STATED EXERCISE: Check each line for the word "JSON" and give how many have it. Say nothing else.

Data listing
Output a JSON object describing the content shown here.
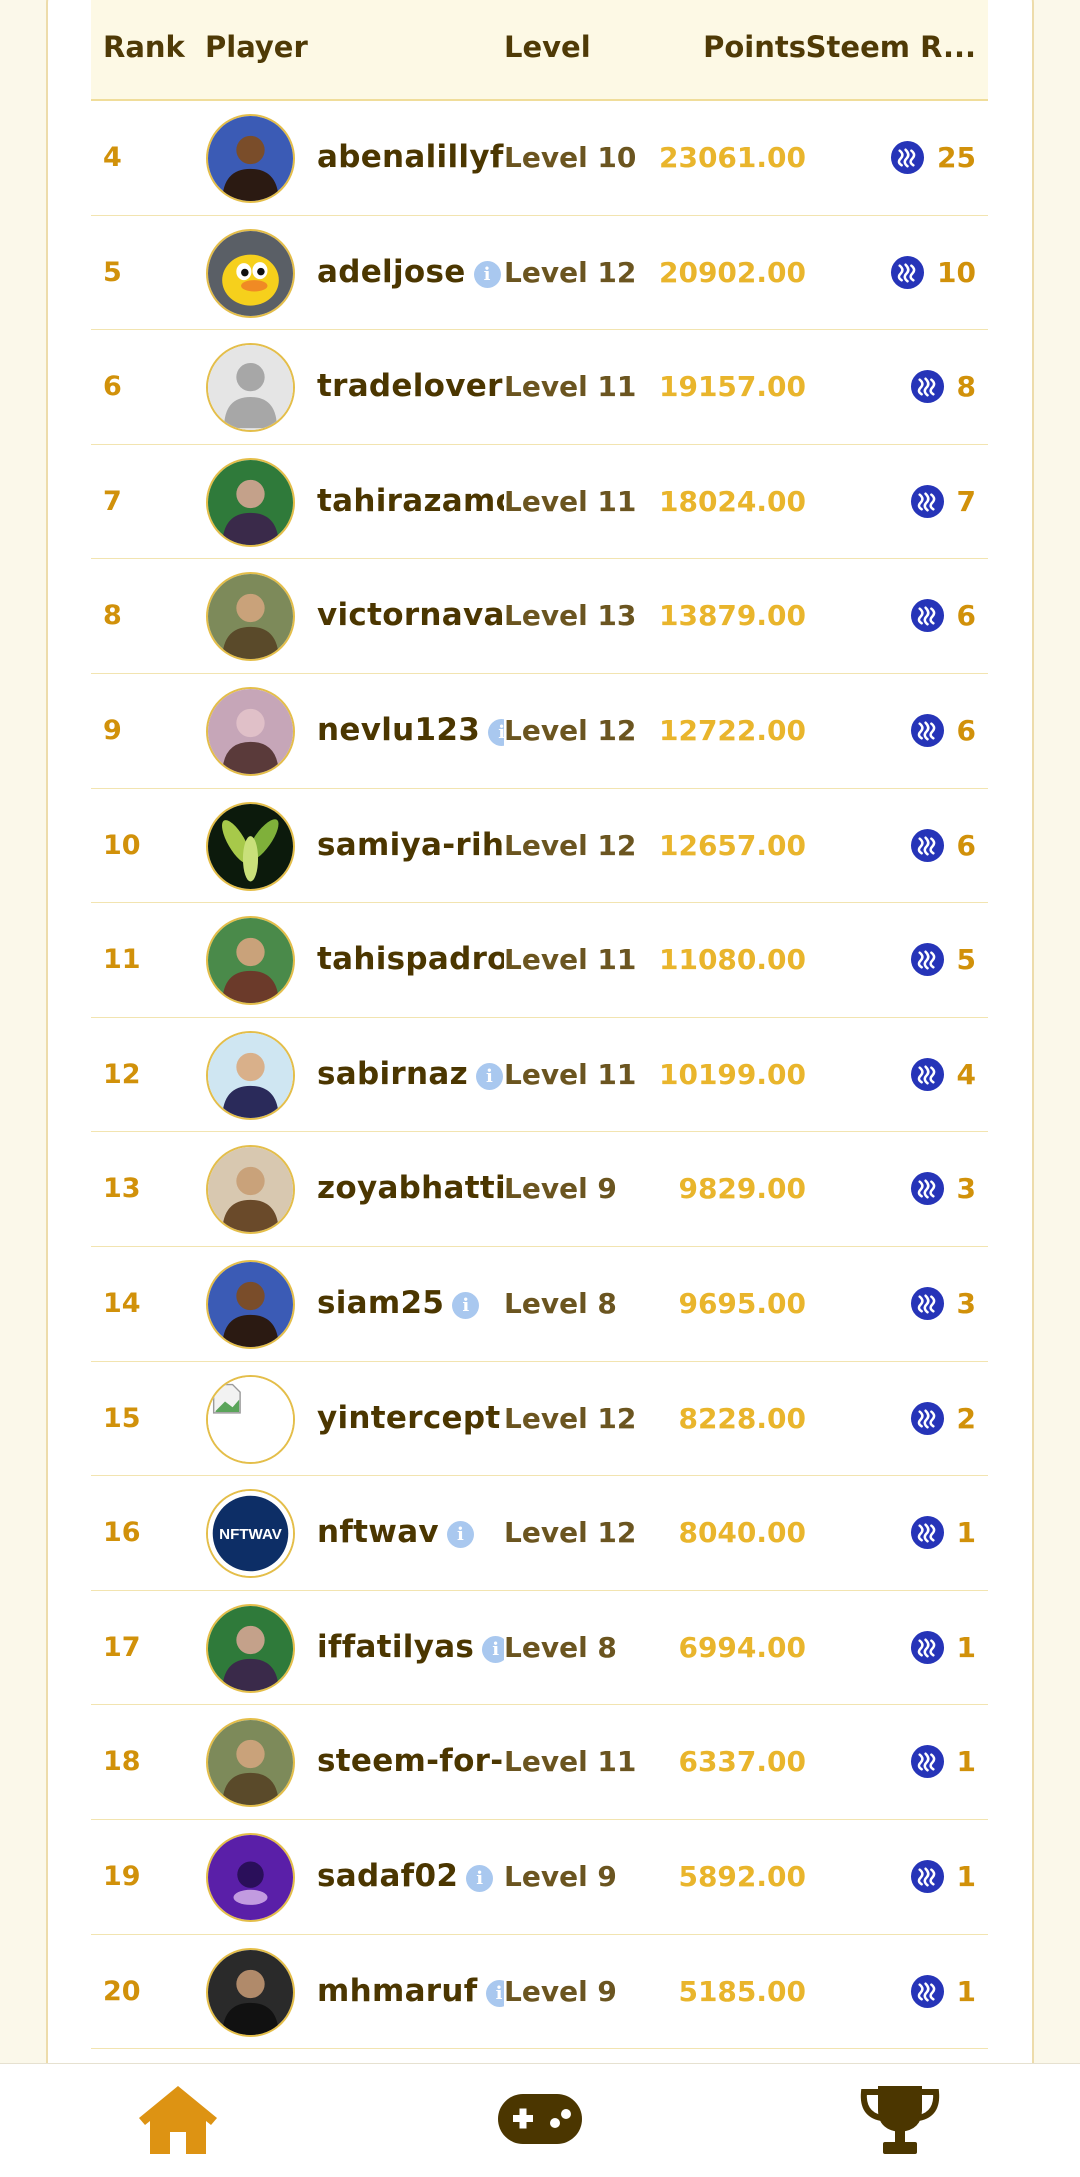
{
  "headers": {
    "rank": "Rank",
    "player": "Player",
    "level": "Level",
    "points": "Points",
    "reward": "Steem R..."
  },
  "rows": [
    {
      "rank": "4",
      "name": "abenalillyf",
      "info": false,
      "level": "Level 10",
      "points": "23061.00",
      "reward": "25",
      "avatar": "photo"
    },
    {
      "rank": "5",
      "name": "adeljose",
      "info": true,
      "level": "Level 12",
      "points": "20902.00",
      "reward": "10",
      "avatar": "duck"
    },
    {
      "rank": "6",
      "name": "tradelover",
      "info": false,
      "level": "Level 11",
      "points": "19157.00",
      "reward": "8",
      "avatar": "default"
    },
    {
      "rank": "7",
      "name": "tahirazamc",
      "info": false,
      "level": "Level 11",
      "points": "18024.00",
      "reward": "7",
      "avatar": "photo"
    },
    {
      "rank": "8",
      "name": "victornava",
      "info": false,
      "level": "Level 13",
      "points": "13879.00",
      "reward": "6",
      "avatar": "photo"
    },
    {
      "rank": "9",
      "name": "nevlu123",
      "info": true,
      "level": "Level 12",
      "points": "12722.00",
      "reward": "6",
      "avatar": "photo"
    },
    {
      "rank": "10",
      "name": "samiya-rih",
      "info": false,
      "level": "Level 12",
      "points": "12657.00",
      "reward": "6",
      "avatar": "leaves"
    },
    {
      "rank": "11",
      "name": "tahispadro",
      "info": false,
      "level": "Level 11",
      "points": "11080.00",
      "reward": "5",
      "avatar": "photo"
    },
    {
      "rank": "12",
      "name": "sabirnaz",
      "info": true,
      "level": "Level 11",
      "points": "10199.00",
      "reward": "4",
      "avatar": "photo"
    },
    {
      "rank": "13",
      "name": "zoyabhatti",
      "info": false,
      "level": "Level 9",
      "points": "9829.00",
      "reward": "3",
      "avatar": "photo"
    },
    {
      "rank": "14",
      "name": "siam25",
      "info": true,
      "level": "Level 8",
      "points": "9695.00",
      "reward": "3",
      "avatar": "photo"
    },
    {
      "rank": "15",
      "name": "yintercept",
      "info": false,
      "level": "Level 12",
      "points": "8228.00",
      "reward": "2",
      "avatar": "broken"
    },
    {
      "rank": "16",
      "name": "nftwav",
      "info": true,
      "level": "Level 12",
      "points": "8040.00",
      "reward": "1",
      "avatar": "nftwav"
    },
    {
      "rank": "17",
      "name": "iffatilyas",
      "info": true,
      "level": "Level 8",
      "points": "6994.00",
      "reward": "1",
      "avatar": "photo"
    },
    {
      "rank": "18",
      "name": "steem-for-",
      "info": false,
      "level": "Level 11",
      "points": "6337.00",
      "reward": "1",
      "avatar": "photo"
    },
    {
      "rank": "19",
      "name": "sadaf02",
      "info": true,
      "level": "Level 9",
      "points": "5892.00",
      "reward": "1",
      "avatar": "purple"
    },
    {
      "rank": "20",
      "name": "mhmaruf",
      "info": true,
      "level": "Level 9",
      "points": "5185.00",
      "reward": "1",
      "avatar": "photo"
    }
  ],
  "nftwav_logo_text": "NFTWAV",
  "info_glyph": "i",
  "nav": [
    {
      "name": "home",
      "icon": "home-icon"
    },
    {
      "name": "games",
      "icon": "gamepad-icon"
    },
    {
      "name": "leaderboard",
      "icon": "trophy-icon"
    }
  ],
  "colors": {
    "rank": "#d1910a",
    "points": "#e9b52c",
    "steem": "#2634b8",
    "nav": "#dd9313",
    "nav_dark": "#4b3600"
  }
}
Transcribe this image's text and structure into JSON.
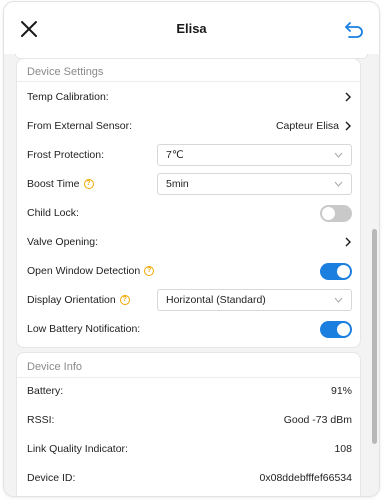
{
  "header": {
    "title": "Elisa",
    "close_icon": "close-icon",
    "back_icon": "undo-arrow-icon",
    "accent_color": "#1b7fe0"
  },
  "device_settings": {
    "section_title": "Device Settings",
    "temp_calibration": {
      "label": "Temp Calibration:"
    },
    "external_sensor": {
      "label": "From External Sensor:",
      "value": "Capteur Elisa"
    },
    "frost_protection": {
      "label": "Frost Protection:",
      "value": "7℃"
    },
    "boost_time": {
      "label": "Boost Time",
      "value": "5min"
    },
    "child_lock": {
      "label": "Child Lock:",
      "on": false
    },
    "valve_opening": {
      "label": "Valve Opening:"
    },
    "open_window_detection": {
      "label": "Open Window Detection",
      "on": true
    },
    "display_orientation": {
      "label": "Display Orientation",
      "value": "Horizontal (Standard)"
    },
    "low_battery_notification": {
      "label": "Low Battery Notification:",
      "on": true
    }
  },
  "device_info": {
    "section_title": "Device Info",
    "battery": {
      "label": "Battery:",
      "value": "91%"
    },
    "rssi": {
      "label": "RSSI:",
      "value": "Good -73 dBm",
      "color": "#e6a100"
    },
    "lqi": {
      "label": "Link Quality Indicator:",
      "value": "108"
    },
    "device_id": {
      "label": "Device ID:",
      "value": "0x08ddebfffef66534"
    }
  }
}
--
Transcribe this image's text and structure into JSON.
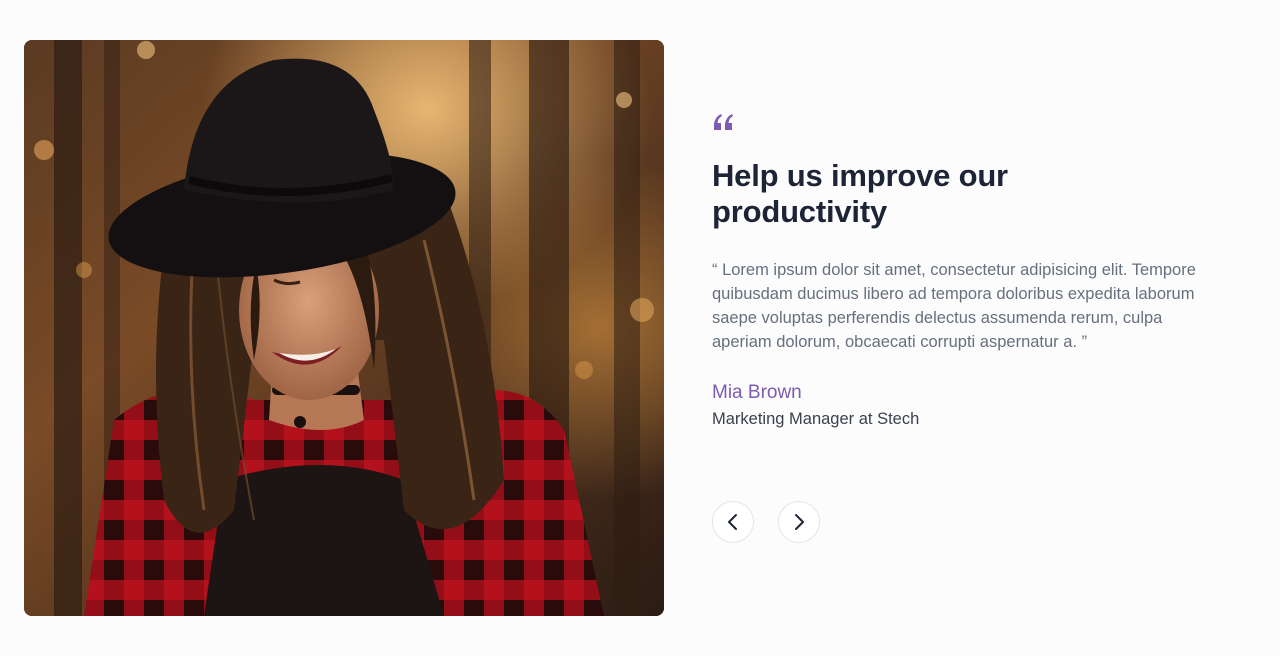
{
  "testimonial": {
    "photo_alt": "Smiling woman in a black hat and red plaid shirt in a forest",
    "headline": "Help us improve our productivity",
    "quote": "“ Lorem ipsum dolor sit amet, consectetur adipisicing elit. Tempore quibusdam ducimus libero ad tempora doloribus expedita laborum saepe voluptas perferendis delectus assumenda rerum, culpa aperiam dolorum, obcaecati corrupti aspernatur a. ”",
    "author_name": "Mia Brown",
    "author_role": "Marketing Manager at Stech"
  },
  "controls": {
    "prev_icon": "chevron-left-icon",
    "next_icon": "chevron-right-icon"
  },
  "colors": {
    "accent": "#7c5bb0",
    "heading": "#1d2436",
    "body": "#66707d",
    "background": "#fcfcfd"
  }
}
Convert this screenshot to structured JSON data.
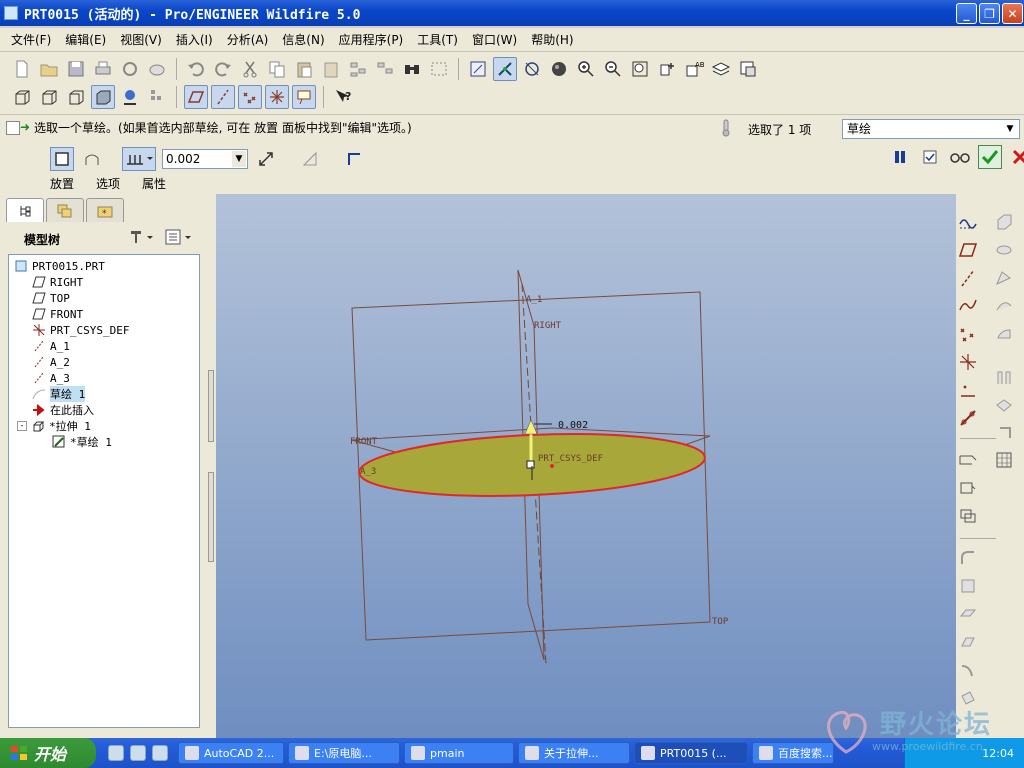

PROBLEM SOLUTION: 4